Written instruction: Work through the material below and count the lines holding the word "ylabel"; give that count and nothing more.

Entries shown:

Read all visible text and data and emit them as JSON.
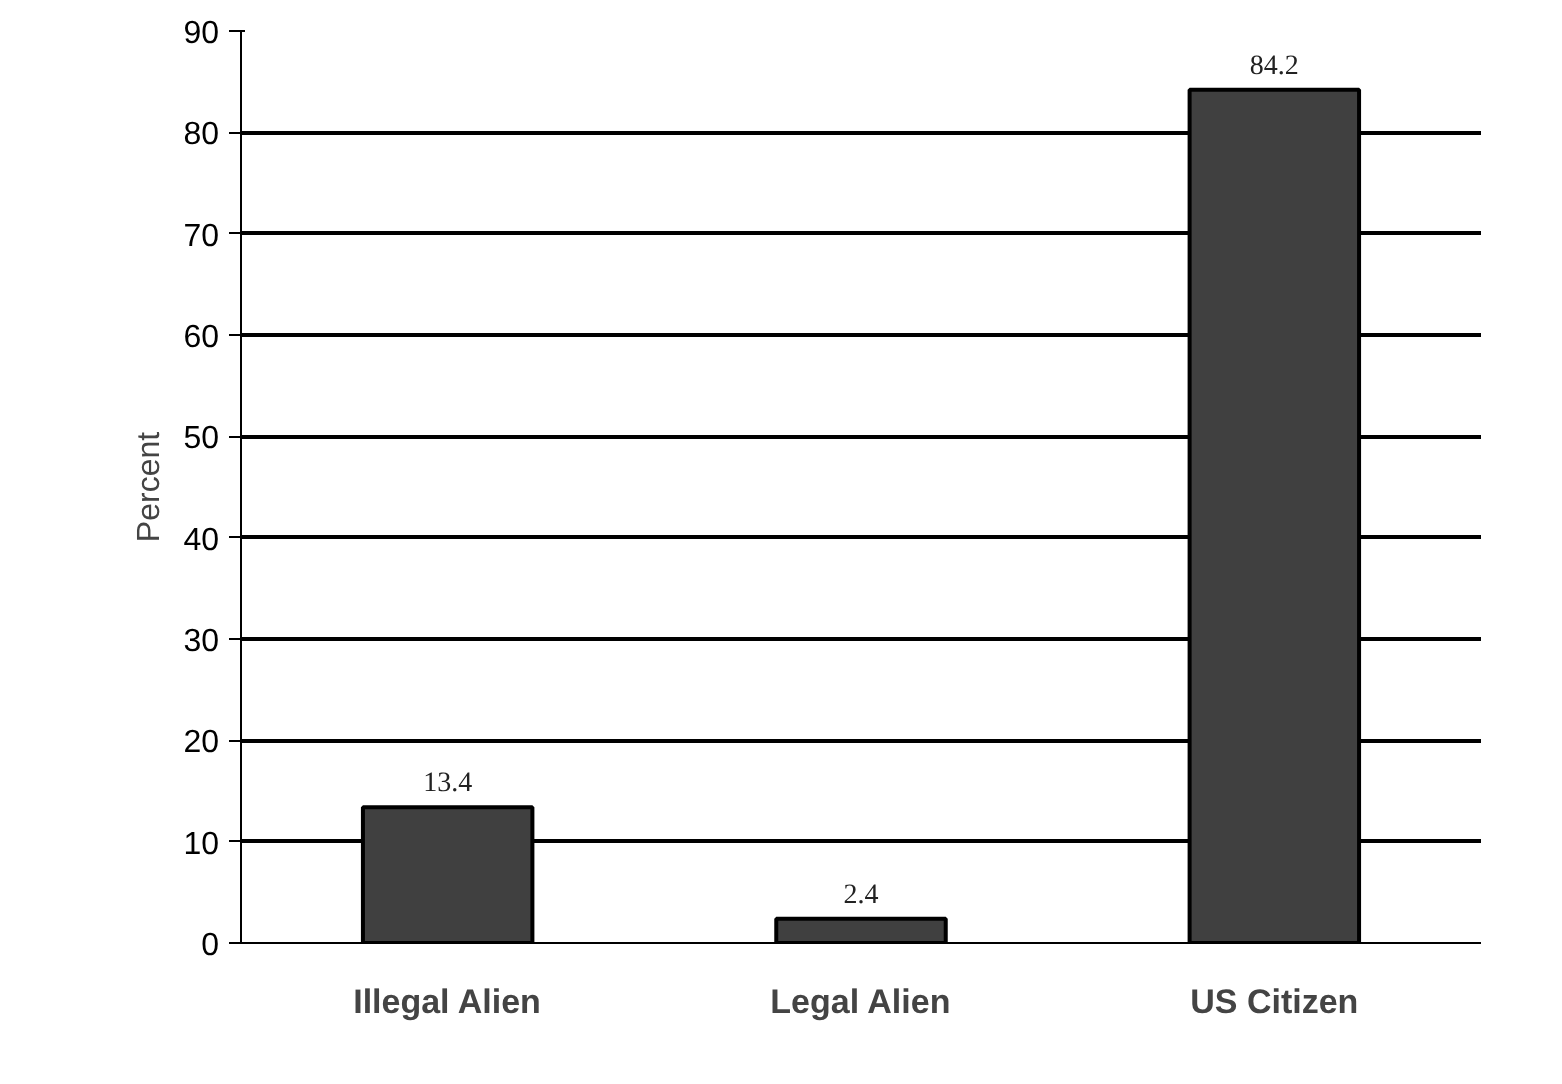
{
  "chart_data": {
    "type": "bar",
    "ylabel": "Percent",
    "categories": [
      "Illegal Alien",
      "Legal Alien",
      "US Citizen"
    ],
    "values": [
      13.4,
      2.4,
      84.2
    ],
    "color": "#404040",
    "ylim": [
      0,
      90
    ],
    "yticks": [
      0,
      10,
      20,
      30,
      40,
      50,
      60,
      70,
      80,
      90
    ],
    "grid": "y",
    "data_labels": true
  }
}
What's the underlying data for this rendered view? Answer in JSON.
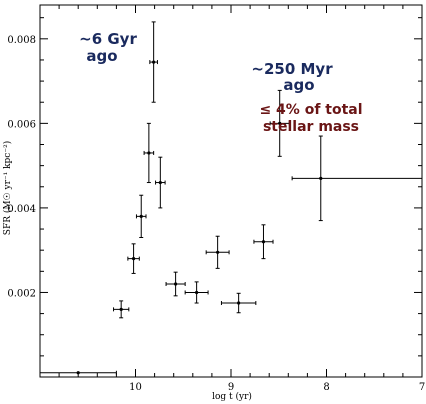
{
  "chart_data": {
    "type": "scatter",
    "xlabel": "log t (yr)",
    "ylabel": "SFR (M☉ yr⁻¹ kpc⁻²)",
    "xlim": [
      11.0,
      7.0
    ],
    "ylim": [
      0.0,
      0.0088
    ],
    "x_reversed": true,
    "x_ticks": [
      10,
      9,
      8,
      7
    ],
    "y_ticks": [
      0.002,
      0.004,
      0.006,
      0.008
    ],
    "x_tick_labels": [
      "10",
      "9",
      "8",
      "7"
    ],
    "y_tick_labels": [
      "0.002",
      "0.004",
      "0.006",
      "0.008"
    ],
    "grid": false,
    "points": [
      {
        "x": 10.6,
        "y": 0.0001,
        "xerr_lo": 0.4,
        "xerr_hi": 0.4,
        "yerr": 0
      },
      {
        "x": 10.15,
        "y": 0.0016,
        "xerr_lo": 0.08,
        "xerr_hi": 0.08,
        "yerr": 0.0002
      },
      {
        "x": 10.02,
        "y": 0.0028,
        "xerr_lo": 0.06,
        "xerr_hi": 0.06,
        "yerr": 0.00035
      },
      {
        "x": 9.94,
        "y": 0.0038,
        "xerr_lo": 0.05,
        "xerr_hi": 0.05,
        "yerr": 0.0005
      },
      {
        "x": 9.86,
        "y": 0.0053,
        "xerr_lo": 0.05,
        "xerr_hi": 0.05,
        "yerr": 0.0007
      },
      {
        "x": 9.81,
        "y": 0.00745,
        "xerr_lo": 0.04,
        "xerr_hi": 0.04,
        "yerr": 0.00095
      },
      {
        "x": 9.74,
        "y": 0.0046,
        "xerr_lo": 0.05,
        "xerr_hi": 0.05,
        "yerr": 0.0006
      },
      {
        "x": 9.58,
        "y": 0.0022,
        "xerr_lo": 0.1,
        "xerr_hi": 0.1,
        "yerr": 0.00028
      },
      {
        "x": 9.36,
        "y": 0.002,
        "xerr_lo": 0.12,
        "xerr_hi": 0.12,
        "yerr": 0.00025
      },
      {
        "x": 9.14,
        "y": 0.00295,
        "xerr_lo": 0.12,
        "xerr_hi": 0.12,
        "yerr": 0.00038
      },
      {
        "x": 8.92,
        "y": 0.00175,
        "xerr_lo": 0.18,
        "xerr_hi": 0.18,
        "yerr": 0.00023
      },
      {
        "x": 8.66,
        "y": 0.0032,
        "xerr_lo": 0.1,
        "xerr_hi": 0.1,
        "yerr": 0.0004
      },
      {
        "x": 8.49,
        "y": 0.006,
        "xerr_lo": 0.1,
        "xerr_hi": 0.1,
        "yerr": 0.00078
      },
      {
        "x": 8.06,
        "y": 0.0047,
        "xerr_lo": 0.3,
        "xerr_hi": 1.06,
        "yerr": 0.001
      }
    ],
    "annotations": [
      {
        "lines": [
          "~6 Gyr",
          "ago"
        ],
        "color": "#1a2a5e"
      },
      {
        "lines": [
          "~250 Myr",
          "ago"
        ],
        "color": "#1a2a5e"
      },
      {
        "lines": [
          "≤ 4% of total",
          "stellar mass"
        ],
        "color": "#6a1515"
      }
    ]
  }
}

--

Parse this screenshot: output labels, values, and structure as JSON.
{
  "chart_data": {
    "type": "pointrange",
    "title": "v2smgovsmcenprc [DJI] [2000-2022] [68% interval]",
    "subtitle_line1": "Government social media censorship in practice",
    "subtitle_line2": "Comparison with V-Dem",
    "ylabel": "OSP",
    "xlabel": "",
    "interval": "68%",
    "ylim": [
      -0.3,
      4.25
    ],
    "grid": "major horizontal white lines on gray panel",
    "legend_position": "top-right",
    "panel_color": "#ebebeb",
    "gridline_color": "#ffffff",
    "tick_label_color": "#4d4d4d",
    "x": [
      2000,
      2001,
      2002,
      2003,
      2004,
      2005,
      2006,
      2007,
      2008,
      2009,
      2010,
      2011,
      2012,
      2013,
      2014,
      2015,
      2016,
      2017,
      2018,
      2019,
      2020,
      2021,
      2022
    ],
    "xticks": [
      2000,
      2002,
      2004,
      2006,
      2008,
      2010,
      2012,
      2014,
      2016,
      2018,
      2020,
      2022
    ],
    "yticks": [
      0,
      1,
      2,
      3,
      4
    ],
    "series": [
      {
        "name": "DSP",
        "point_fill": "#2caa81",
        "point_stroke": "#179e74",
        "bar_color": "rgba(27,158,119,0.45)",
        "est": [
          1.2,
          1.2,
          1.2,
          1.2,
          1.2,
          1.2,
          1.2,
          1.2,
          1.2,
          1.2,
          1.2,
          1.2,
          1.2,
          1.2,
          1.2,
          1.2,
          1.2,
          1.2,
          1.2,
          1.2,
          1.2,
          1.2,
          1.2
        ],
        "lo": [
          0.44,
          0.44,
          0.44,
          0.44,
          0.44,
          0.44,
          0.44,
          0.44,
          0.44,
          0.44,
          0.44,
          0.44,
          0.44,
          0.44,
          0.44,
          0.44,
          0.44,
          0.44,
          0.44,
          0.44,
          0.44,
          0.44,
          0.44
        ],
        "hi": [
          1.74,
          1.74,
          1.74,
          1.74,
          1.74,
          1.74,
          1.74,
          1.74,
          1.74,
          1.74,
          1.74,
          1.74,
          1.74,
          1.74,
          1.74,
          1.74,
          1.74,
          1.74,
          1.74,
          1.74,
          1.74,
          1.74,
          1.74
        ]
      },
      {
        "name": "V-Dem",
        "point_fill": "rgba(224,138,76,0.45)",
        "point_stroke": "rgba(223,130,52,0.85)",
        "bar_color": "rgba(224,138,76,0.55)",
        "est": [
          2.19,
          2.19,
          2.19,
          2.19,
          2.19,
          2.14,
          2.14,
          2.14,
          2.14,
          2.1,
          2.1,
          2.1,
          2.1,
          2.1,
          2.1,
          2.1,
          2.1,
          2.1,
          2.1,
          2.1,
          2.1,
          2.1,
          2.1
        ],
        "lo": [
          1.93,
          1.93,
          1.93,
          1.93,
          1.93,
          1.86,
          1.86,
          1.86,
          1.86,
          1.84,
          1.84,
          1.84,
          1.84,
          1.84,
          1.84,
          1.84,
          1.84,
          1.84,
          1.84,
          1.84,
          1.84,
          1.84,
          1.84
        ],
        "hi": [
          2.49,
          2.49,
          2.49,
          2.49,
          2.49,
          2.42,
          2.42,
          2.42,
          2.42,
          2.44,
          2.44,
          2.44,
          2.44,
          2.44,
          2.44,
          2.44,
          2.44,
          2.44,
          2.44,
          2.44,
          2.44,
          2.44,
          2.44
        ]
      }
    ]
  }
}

Completed task: 3